» **JOB**
Leave out the pictures, then reproduce the rest of the material exactly.

─── DATA LISTING

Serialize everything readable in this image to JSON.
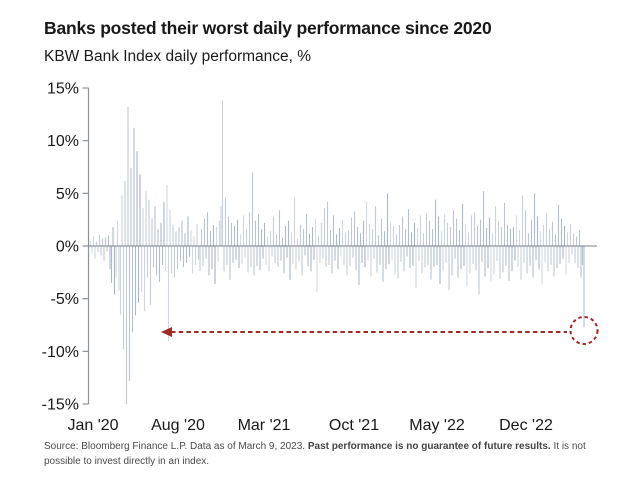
{
  "header": {
    "title": "Banks posted their worst daily performance since 2020",
    "subtitle": "KBW Bank Index daily performance, %"
  },
  "footer": {
    "source_prefix": "Source: Bloomberg Finance L.P. Data as of March 9, 2023. ",
    "source_bold": "Past performance is no guarantee of future results.",
    "source_suffix": " It is not possible to invest directly in an index."
  },
  "chart_data": {
    "type": "bar",
    "title": "Banks posted their worst daily performance since 2020",
    "subtitle": "KBW Bank Index daily performance, %",
    "units": "%",
    "x_ticks": [
      "Jan '20",
      "Aug '20",
      "Mar '21",
      "Oct '21",
      "May '22",
      "Dec '22"
    ],
    "y_ticks": [
      "15%",
      "10%",
      "5%",
      "0%",
      "-5%",
      "-10%",
      "-15%"
    ],
    "ylim": [
      -15,
      15
    ],
    "grid": "off",
    "legend": "none",
    "annotations": {
      "highlight_circle_value": -7.7,
      "arrow_level": -8,
      "arrow_direction": "left",
      "note": "dashed red circle around final bar (March 9, 2023) with dashed arrow pointing back toward 2020 lows"
    },
    "colors": {
      "bars": "#9fb0c4",
      "zero_line": "#77818e",
      "axis": "#8b9299",
      "annotation": "#9e2b26",
      "text": "#191919"
    },
    "series": [
      {
        "name": "KBW Bank Index daily performance",
        "values": [
          0.5,
          -0.7,
          0.9,
          -1.2,
          0.4,
          -0.6,
          1.1,
          -0.9,
          0.7,
          -1.4,
          0.8,
          -0.5,
          1.0,
          -2.2,
          -3.5,
          1.8,
          -4.6,
          -3.0,
          2.4,
          -4.2,
          -6.5,
          4.8,
          -9.8,
          6.2,
          -15.0,
          13.2,
          -12.8,
          7.4,
          -8.2,
          11.2,
          -6.6,
          9.0,
          -5.4,
          6.8,
          -4.4,
          3.6,
          -6.2,
          5.2,
          -3.0,
          4.4,
          -5.6,
          2.6,
          -2.0,
          3.8,
          -2.8,
          1.6,
          -3.4,
          2.2,
          -1.8,
          4.2,
          -2.4,
          5.8,
          -9.0,
          3.4,
          -2.6,
          2.0,
          -3.0,
          1.4,
          -2.2,
          1.8,
          -1.4,
          2.4,
          -2.0,
          1.2,
          -1.6,
          2.8,
          -1.0,
          1.5,
          -2.6,
          0.9,
          -1.8,
          2.1,
          -1.3,
          -2.4,
          1.6,
          -1.9,
          2.6,
          -1.2,
          3.2,
          -2.8,
          1.4,
          -2.2,
          2.0,
          -3.6,
          1.8,
          -1.5,
          2.4,
          3.8,
          13.8,
          -2.4,
          4.6,
          -1.8,
          2.8,
          -3.2,
          2.2,
          -1.6,
          1.9,
          -1.3,
          2.5,
          -2.1,
          1.1,
          -1.7,
          2.9,
          -1.1,
          1.6,
          -2.5,
          3.2,
          -2.0,
          7.0,
          -2.8,
          2.4,
          -1.9,
          3.0,
          -2.3,
          1.6,
          -1.2,
          2.2,
          -1.8,
          0.9,
          -2.4,
          1.4,
          -1.0,
          2.8,
          -1.6,
          1.1,
          -2.0,
          3.4,
          -1.4,
          0.8,
          -2.6,
          1.9,
          -1.1,
          2.4,
          -3.2,
          1.3,
          -1.7,
          4.6,
          -2.2,
          0.7,
          -1.5,
          2.0,
          -2.8,
          1.6,
          -0.9,
          3.0,
          -1.9,
          1.2,
          -2.4,
          1.8,
          -1.3,
          2.6,
          -4.4,
          1.0,
          -1.6,
          2.2,
          -1.2,
          3.6,
          -2.0,
          4.2,
          -1.8,
          1.5,
          -2.6,
          2.9,
          -1.4,
          1.1,
          -2.2,
          1.7,
          -1.0,
          2.5,
          -1.8,
          1.3,
          -2.8,
          1.5,
          -1.9,
          2.7,
          -1.1,
          3.3,
          -2.3,
          1.8,
          -3.7,
          1.2,
          -1.6,
          2.4,
          -2.0,
          4.2,
          -1.4,
          2.1,
          -2.9,
          1.6,
          -1.2,
          3.8,
          -2.5,
          1.0,
          -1.8,
          2.6,
          -3.4,
          1.4,
          -2.2,
          5.0,
          -1.7,
          2.3,
          -1.3,
          1.9,
          -2.7,
          1.1,
          -3.1,
          2.0,
          -1.5,
          2.8,
          -2.4,
          1.6,
          -1.0,
          3.5,
          -2.1,
          1.3,
          -1.9,
          2.2,
          -4.0,
          1.7,
          -1.4,
          2.9,
          -2.6,
          1.2,
          -2.0,
          3.1,
          -1.8,
          2.4,
          -3.2,
          1.6,
          -2.0,
          4.4,
          -1.8,
          2.8,
          -3.6,
          1.4,
          -2.4,
          3.0,
          -1.6,
          2.2,
          -4.2,
          1.8,
          -2.8,
          3.4,
          -1.2,
          2.6,
          -3.0,
          1.5,
          -2.2,
          4.0,
          -1.9,
          2.1,
          -3.8,
          1.3,
          -2.6,
          2.9,
          -1.7,
          3.2,
          -2.3,
          1.9,
          -4.6,
          2.5,
          -1.5,
          5.2,
          -2.9,
          1.7,
          -2.1,
          2.7,
          -3.4,
          1.2,
          -2.7,
          3.8,
          -1.4,
          2.3,
          -3.1,
          1.8,
          -2.5,
          4.1,
          -1.9,
          2.0,
          -3.3,
          1.6,
          -2.4,
          1.8,
          -1.4,
          2.9,
          -2.0,
          1.5,
          -3.2,
          4.8,
          -1.6,
          3.4,
          -2.6,
          1.2,
          -1.9,
          2.5,
          -3.0,
          5.0,
          -1.3,
          2.8,
          -2.2,
          1.4,
          -3.6,
          2.0,
          -1.5,
          3.1,
          -2.4,
          1.6,
          -1.8,
          2.3,
          -2.9,
          1.1,
          -2.1,
          3.9,
          -1.7,
          2.6,
          -1.2,
          1.9,
          -2.7,
          1.3,
          -1.6,
          2.1,
          -0.8,
          1.2,
          -1.6,
          0.9,
          -2.1,
          1.5,
          -3.0,
          -1.8,
          -7.7
        ]
      }
    ]
  }
}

──────

» **RESPONSE**
Serialize everything readable in this image to JSON.
{
  "header": {
    "title": "Banks posted their worst daily performance since 2020",
    "subtitle": "KBW Bank Index daily performance, %"
  },
  "footer": {
    "source_prefix": "Source: Bloomberg Finance L.P. Data as of March 9, 2023. ",
    "source_bold": "Past performance is no guarantee of future results.",
    "source_suffix": " It is not possible to invest directly in an index."
  },
  "chart_data": {
    "type": "bar",
    "title": "Banks posted their worst daily performance since 2020",
    "subtitle": "KBW Bank Index daily performance, %",
    "units": "%",
    "x_ticks": [
      "Jan '20",
      "Aug '20",
      "Mar '21",
      "Oct '21",
      "May '22",
      "Dec '22"
    ],
    "y_ticks": [
      "15%",
      "10%",
      "5%",
      "0%",
      "-5%",
      "-10%",
      "-15%"
    ],
    "ylim": [
      -15,
      15
    ],
    "grid": "off",
    "legend": "none",
    "annotations": {
      "highlight_circle_value": -7.7,
      "arrow_level": -8,
      "arrow_direction": "left",
      "note": "dashed red circle around final bar (March 9, 2023) with dashed arrow pointing back toward 2020 lows"
    },
    "colors": {
      "bars": "#9fb0c4",
      "zero_line": "#77818e",
      "axis": "#8b9299",
      "annotation": "#9e2b26",
      "text": "#191919"
    },
    "series": [
      {
        "name": "KBW Bank Index daily performance",
        "values": [
          0.5,
          -0.7,
          0.9,
          -1.2,
          0.4,
          -0.6,
          1.1,
          -0.9,
          0.7,
          -1.4,
          0.8,
          -0.5,
          1.0,
          -2.2,
          -3.5,
          1.8,
          -4.6,
          -3.0,
          2.4,
          -4.2,
          -6.5,
          4.8,
          -9.8,
          6.2,
          -15.0,
          13.2,
          -12.8,
          7.4,
          -8.2,
          11.2,
          -6.6,
          9.0,
          -5.4,
          6.8,
          -4.4,
          3.6,
          -6.2,
          5.2,
          -3.0,
          4.4,
          -5.6,
          2.6,
          -2.0,
          3.8,
          -2.8,
          1.6,
          -3.4,
          2.2,
          -1.8,
          4.2,
          -2.4,
          5.8,
          -9.0,
          3.4,
          -2.6,
          2.0,
          -3.0,
          1.4,
          -2.2,
          1.8,
          -1.4,
          2.4,
          -2.0,
          1.2,
          -1.6,
          2.8,
          -1.0,
          1.5,
          -2.6,
          0.9,
          -1.8,
          2.1,
          -1.3,
          -2.4,
          1.6,
          -1.9,
          2.6,
          -1.2,
          3.2,
          -2.8,
          1.4,
          -2.2,
          2.0,
          -3.6,
          1.8,
          -1.5,
          2.4,
          3.8,
          13.8,
          -2.4,
          4.6,
          -1.8,
          2.8,
          -3.2,
          2.2,
          -1.6,
          1.9,
          -1.3,
          2.5,
          -2.1,
          1.1,
          -1.7,
          2.9,
          -1.1,
          1.6,
          -2.5,
          3.2,
          -2.0,
          7.0,
          -2.8,
          2.4,
          -1.9,
          3.0,
          -2.3,
          1.6,
          -1.2,
          2.2,
          -1.8,
          0.9,
          -2.4,
          1.4,
          -1.0,
          2.8,
          -1.6,
          1.1,
          -2.0,
          3.4,
          -1.4,
          0.8,
          -2.6,
          1.9,
          -1.1,
          2.4,
          -3.2,
          1.3,
          -1.7,
          4.6,
          -2.2,
          0.7,
          -1.5,
          2.0,
          -2.8,
          1.6,
          -0.9,
          3.0,
          -1.9,
          1.2,
          -2.4,
          1.8,
          -1.3,
          2.6,
          -4.4,
          1.0,
          -1.6,
          2.2,
          -1.2,
          3.6,
          -2.0,
          4.2,
          -1.8,
          1.5,
          -2.6,
          2.9,
          -1.4,
          1.1,
          -2.2,
          1.7,
          -1.0,
          2.5,
          -1.8,
          1.3,
          -2.8,
          1.5,
          -1.9,
          2.7,
          -1.1,
          3.3,
          -2.3,
          1.8,
          -3.7,
          1.2,
          -1.6,
          2.4,
          -2.0,
          4.2,
          -1.4,
          2.1,
          -2.9,
          1.6,
          -1.2,
          3.8,
          -2.5,
          1.0,
          -1.8,
          2.6,
          -3.4,
          1.4,
          -2.2,
          5.0,
          -1.7,
          2.3,
          -1.3,
          1.9,
          -2.7,
          1.1,
          -3.1,
          2.0,
          -1.5,
          2.8,
          -2.4,
          1.6,
          -1.0,
          3.5,
          -2.1,
          1.3,
          -1.9,
          2.2,
          -4.0,
          1.7,
          -1.4,
          2.9,
          -2.6,
          1.2,
          -2.0,
          3.1,
          -1.8,
          2.4,
          -3.2,
          1.6,
          -2.0,
          4.4,
          -1.8,
          2.8,
          -3.6,
          1.4,
          -2.4,
          3.0,
          -1.6,
          2.2,
          -4.2,
          1.8,
          -2.8,
          3.4,
          -1.2,
          2.6,
          -3.0,
          1.5,
          -2.2,
          4.0,
          -1.9,
          2.1,
          -3.8,
          1.3,
          -2.6,
          2.9,
          -1.7,
          3.2,
          -2.3,
          1.9,
          -4.6,
          2.5,
          -1.5,
          5.2,
          -2.9,
          1.7,
          -2.1,
          2.7,
          -3.4,
          1.2,
          -2.7,
          3.8,
          -1.4,
          2.3,
          -3.1,
          1.8,
          -2.5,
          4.1,
          -1.9,
          2.0,
          -3.3,
          1.6,
          -2.4,
          1.8,
          -1.4,
          2.9,
          -2.0,
          1.5,
          -3.2,
          4.8,
          -1.6,
          3.4,
          -2.6,
          1.2,
          -1.9,
          2.5,
          -3.0,
          5.0,
          -1.3,
          2.8,
          -2.2,
          1.4,
          -3.6,
          2.0,
          -1.5,
          3.1,
          -2.4,
          1.6,
          -1.8,
          2.3,
          -2.9,
          1.1,
          -2.1,
          3.9,
          -1.7,
          2.6,
          -1.2,
          1.9,
          -2.7,
          1.3,
          -1.6,
          2.1,
          -0.8,
          1.2,
          -1.6,
          0.9,
          -2.1,
          1.5,
          -3.0,
          -1.8,
          -7.7
        ]
      }
    ]
  }
}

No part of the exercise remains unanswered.